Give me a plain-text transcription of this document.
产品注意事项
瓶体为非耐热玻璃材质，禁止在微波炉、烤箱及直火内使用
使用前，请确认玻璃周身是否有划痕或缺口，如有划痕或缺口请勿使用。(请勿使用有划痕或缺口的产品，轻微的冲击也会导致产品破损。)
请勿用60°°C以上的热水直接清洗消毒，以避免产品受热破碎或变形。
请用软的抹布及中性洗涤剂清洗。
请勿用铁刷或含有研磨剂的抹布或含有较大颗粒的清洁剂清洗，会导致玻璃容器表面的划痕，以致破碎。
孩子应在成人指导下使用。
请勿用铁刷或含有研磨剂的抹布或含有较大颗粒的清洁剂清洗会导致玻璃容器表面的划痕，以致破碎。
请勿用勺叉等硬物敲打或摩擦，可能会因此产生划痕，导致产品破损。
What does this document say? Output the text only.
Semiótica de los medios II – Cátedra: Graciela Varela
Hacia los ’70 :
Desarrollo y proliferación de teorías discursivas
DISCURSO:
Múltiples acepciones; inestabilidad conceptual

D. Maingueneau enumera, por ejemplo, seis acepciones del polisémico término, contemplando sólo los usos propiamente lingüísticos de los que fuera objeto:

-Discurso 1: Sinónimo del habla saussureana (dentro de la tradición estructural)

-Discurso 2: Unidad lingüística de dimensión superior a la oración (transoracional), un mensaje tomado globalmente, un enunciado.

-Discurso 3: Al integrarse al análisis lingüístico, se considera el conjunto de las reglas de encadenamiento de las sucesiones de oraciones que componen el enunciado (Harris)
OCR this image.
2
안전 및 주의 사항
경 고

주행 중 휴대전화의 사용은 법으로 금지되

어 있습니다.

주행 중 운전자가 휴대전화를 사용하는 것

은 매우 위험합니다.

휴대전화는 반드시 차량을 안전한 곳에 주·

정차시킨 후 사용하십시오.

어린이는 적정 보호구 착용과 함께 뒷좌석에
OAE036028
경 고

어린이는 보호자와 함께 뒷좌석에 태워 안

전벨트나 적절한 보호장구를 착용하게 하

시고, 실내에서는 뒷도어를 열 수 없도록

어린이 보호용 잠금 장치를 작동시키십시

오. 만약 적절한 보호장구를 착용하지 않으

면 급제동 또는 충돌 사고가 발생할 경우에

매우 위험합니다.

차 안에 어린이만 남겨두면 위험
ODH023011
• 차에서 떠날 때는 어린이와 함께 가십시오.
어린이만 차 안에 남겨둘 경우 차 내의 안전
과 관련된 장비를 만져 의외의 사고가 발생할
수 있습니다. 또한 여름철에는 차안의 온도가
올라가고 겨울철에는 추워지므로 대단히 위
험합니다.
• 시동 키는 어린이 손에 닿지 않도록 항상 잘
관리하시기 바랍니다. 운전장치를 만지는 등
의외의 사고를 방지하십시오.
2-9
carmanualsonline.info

---

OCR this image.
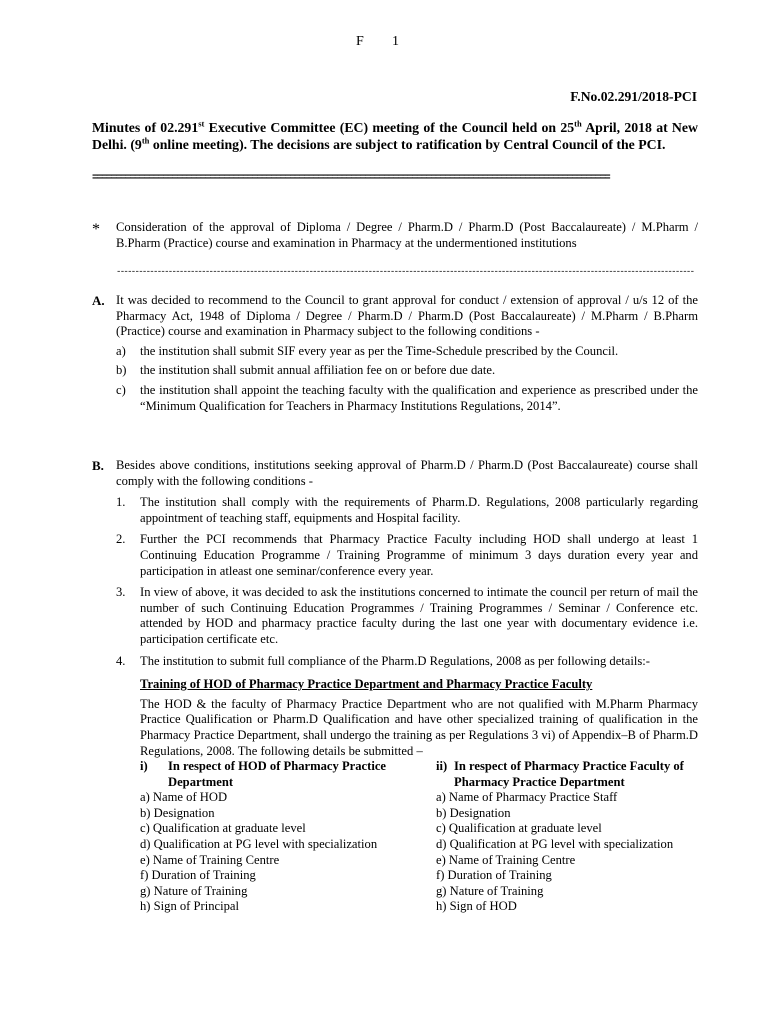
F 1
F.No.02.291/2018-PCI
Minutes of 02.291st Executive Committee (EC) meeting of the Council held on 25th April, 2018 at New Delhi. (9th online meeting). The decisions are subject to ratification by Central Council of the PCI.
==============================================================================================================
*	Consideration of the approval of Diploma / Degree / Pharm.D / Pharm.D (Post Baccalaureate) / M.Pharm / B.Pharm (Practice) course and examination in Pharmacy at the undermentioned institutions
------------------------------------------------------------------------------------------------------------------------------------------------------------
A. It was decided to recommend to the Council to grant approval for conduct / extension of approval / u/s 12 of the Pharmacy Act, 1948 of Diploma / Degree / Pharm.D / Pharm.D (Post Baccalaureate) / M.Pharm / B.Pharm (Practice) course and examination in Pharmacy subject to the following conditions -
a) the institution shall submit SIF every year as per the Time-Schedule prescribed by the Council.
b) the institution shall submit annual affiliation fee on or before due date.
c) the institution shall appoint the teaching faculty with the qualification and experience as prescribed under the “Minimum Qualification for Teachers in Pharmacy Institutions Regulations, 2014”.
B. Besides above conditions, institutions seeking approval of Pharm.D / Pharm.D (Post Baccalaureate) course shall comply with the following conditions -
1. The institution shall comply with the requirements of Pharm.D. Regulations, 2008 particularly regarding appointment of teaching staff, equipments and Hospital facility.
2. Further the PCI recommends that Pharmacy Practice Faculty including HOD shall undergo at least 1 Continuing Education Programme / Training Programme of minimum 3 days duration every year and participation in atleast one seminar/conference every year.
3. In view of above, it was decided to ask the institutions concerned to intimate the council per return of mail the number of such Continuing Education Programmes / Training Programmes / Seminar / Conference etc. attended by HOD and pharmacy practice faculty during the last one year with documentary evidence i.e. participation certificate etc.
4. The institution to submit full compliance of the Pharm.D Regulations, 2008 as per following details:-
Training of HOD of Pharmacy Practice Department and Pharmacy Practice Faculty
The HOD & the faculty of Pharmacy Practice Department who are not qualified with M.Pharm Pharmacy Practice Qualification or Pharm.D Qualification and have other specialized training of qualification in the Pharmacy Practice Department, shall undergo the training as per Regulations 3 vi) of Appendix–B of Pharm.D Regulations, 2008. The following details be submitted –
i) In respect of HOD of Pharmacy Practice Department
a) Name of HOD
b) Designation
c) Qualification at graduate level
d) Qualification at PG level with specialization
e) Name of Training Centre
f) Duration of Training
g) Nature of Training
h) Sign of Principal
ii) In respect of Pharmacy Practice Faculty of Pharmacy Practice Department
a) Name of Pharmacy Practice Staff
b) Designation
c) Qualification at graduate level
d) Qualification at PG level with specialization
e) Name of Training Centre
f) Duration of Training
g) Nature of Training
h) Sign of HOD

**GOAL:**
Collect every line from the records above that contains the word "어린이만".

**THE SOLUTION:**
차 안에 어린이만 남겨두면 위험
어린이만 차 안에 남겨둘 경우 차 내의 안전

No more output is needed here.